__Document section__
* START *
The American groundhog saw its shadow — representatives of its darkest impulses — and instead of turning away in disdain, gazed into the abyss. Political season had begun.

And, as in Nietzsche’s epigram, the abyss is gazing back at us, and is pleased at what it sees. For this is how the State maintains its power over us in the Age of Democracy.

“Oceania” in George Orwell’s 1984 had its annual Hate Week. The build-up to the Presidential election is America’s quadrennial Hate Season, lasting a year and a half. And the two have roughly the same function.

The modern State’s electoral ritual is a safety valve. The pent up rage and frustration of years of misrule is directed away from its appropriate target — the regime itself — and safely vented at bogeymen and scapegoats, including the most odious opposing candidates (Trump, Sanders, Jeb, Hillary, etc.) as well as the population subsets they are perceived to represent (businessmen, immigrants, etc).

Oceania’s annual Hate Week and daily Two Minutes Hate focused on Emmanuel Goldstein as the figurehead bogeyman and scapegoat, representing nebulous threats foreign (Eurasia/Eastasia) and domestic (the Brotherhood). One such figure was enough for Oceania’s one-party system. But the American multi-party Hate Season requires multiple personified menaces: at least one for each faction.

That is because the power of the modern State depends on factional animosity. As Randolph Bourne said, “War is the health of the State.” And that includes the “orderly and procedural” civil war of mutual plunder that characterizes modern democracy. That kind of war too is the health of the State.
* END *
__Raw records__
* START *
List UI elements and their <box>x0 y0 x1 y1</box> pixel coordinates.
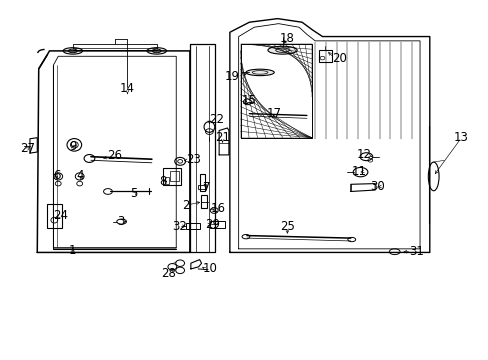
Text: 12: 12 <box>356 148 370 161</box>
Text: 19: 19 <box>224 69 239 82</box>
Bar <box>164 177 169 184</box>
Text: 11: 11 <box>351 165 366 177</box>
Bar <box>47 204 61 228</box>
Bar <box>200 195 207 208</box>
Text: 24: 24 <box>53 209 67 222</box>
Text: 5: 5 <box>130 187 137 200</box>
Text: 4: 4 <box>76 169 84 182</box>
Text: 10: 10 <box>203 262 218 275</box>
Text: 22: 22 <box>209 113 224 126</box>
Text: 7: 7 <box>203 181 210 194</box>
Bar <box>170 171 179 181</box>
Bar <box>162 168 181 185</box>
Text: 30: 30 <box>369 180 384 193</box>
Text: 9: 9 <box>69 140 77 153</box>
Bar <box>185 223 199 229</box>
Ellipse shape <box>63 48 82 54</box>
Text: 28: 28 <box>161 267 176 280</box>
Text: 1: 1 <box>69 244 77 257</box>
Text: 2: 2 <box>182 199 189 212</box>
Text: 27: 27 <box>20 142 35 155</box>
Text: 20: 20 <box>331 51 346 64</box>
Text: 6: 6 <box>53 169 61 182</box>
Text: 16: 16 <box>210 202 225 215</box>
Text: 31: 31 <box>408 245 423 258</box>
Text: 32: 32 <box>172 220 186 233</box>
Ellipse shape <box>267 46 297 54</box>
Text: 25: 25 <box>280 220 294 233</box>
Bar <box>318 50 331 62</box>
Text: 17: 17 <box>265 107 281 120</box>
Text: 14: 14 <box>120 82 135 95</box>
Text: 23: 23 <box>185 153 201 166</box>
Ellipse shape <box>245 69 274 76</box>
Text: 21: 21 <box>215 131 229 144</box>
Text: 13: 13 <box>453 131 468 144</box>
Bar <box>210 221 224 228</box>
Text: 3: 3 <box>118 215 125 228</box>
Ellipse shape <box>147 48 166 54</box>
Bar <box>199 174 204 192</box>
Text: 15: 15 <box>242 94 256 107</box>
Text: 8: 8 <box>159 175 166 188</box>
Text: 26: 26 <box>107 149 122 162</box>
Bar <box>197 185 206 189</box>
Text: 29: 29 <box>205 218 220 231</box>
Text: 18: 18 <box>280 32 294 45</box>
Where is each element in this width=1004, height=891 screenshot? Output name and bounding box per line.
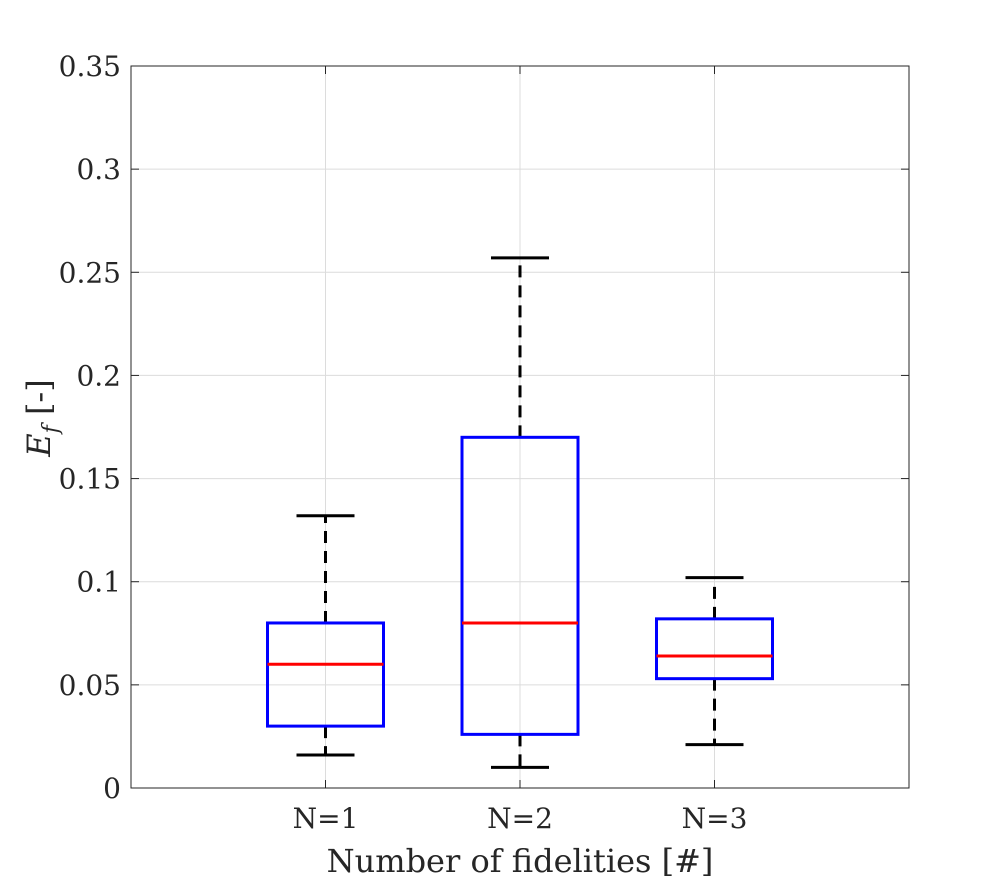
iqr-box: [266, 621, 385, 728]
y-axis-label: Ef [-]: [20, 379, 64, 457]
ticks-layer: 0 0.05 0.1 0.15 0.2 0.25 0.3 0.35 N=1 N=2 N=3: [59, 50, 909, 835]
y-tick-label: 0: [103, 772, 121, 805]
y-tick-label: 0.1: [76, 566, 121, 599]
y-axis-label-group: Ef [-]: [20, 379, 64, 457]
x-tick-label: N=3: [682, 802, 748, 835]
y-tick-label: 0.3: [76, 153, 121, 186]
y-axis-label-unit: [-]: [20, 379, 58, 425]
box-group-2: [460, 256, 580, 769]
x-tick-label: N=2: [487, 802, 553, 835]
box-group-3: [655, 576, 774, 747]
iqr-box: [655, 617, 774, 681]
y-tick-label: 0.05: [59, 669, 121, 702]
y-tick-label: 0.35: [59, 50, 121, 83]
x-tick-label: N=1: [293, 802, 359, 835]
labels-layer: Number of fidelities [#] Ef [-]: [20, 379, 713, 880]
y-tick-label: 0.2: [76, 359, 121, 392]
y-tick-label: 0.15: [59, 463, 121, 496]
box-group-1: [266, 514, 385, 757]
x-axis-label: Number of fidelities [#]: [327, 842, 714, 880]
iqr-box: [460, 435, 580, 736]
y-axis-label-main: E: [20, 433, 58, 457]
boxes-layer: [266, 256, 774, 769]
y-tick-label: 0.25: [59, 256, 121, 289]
* END *
__Work instructions__
a: Using the essay on election season, answer these:
(i) What event did Oceania hold each year in Orwell's 1984?
(ii) How long does America's Hate Season last?
(iii) Who is quoted as saying "War is the health of the State."?
b: Please extract from the rows the part that opens with the line containing "iqr-box: [266, 621, 385, 728]" and closes with the last line of the rows, including both ends.

__Answers to the tasks__
a:
(i) Hate Week
(ii) A year and a half
(iii) Randolph Bourne

b:
iqr-box: [266, 621, 385, 728]
y-axis-label: Ef [-]: [20, 379, 64, 457]
ticks-layer: 0 0.05 0.1 0.15 0.2 0.25 0.3 0.35 N=1 N=2 N=3: [59, 50, 909, 835]
y-tick-label: 0: [103, 772, 121, 805]
y-tick-label: 0.1: [76, 566, 121, 599]
y-axis-label-group: Ef [-]: [20, 379, 64, 457]
x-tick-label: N=3: [682, 802, 748, 835]
y-tick-label: 0.3: [76, 153, 121, 186]
y-axis-label-unit: [-]: [20, 379, 58, 425]
box-group-2: [460, 256, 580, 769]
x-tick-label: N=2: [487, 802, 553, 835]
box-group-3: [655, 576, 774, 747]
iqr-box: [655, 617, 774, 681]
y-tick-label: 0.05: [59, 669, 121, 702]
y-tick-label: 0.35: [59, 50, 121, 83]
x-tick-label: N=1: [293, 802, 359, 835]
labels-layer: Number of fidelities [#] Ef [-]: [20, 379, 713, 880]
y-tick-label: 0.2: [76, 359, 121, 392]
y-tick-label: 0.15: [59, 463, 121, 496]
box-group-1: [266, 514, 385, 757]
x-axis-label: Number of fidelities [#]: [327, 842, 714, 880]
iqr-box: [460, 435, 580, 736]
y-axis-label-main: E: [20, 433, 58, 457]
boxes-layer: [266, 256, 774, 769]
y-tick-label: 0.25: [59, 256, 121, 289]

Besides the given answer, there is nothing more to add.